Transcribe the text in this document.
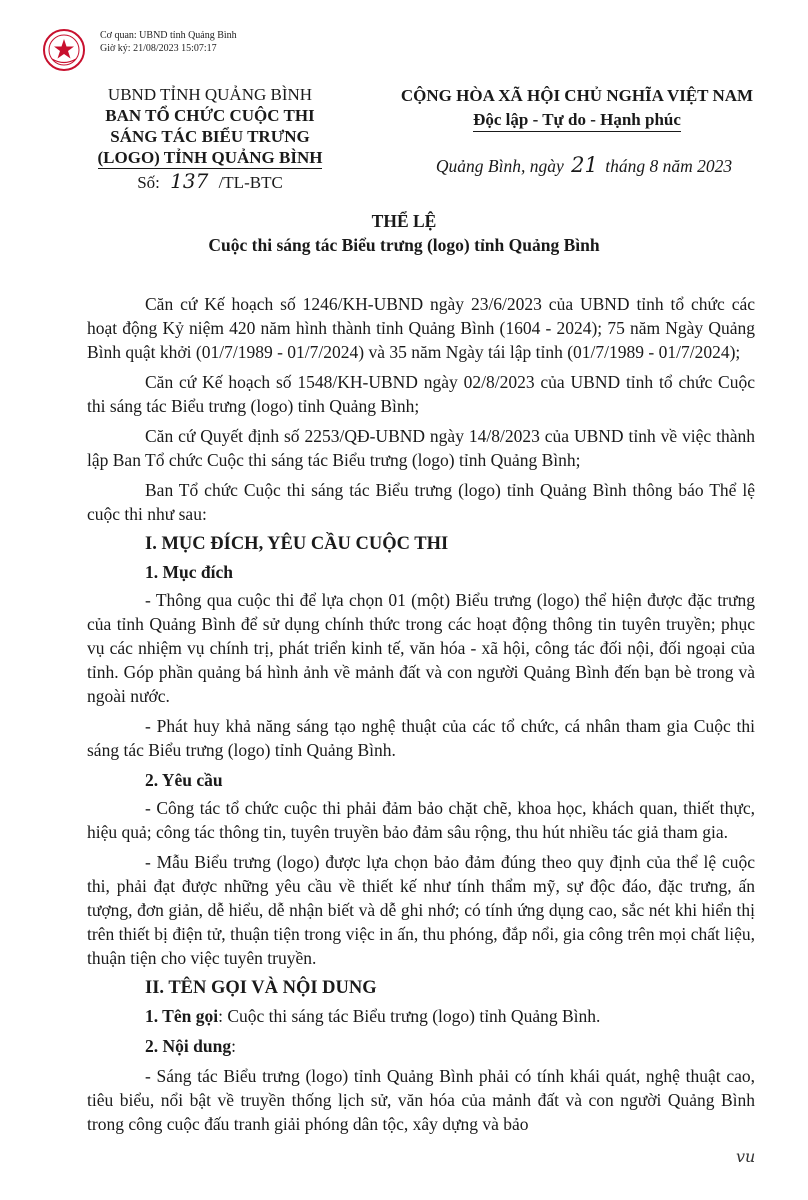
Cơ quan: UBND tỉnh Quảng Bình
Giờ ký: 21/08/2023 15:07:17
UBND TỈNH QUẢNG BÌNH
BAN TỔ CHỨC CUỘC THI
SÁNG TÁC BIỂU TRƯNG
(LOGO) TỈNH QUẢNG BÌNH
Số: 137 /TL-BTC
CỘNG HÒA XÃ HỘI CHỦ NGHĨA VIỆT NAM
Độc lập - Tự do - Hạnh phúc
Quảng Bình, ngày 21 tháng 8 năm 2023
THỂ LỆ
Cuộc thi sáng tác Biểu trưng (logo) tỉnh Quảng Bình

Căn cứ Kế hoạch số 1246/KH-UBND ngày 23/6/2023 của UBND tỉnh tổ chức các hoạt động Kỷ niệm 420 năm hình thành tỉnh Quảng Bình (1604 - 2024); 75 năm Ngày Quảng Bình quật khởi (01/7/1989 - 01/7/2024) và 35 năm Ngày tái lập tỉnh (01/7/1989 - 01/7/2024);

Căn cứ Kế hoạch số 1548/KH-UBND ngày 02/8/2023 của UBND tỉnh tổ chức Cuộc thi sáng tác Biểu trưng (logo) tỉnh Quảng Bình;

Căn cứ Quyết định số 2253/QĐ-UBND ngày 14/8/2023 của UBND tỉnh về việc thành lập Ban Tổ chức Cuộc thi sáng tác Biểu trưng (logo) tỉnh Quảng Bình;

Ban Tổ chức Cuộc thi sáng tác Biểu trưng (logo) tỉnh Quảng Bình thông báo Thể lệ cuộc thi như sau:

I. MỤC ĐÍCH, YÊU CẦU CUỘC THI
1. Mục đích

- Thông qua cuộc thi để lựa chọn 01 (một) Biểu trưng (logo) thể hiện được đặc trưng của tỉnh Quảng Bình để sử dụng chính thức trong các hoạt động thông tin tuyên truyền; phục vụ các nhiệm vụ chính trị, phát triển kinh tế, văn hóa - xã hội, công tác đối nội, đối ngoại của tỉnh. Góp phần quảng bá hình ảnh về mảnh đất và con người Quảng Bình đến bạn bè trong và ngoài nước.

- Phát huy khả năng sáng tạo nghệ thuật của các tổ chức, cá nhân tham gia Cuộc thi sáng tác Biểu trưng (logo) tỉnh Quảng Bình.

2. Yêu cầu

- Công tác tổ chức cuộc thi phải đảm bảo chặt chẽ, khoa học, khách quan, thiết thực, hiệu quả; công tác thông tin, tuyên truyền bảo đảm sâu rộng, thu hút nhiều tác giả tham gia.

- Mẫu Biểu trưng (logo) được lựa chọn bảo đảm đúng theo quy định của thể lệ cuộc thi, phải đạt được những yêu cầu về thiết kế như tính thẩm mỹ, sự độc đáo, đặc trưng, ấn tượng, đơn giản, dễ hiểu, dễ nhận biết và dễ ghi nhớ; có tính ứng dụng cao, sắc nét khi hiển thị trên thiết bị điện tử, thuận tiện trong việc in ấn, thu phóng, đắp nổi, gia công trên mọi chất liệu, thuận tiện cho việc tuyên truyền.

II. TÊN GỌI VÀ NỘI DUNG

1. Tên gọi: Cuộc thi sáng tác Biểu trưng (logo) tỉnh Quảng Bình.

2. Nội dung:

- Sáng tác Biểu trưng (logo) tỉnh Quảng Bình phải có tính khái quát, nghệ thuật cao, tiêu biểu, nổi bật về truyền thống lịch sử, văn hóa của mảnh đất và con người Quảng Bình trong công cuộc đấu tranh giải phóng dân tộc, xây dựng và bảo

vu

__What needs to be done__
Where a line in the entries holds the word "định", copy that line.

__Answer for the task__
Căn cứ Quyết định số 2253/QĐ-UBND ngày 14/8/2023 của UBND tỉnh về việc thành lập Ban Tổ chức Cuộc thi sáng tác Biểu trưng (logo) tỉnh Quảng Bình;
- Mẫu Biểu trưng (logo) được lựa chọn bảo đảm đúng theo quy định của thể lệ cuộc thi, phải đạt được những yêu cầu về thiết kế như tính thẩm mỹ, sự độc đáo, đặc trưng, ấn tượng, đơn giản, dễ hiểu, dễ nhận biết và dễ ghi nhớ; có tính ứng dụng cao, sắc nét khi hiển thị trên thiết bị điện tử, thuận tiện trong việc in ấn, thu phóng, đắp nổi, gia công trên mọi chất liệu, thuận tiện cho việc tuyên truyền.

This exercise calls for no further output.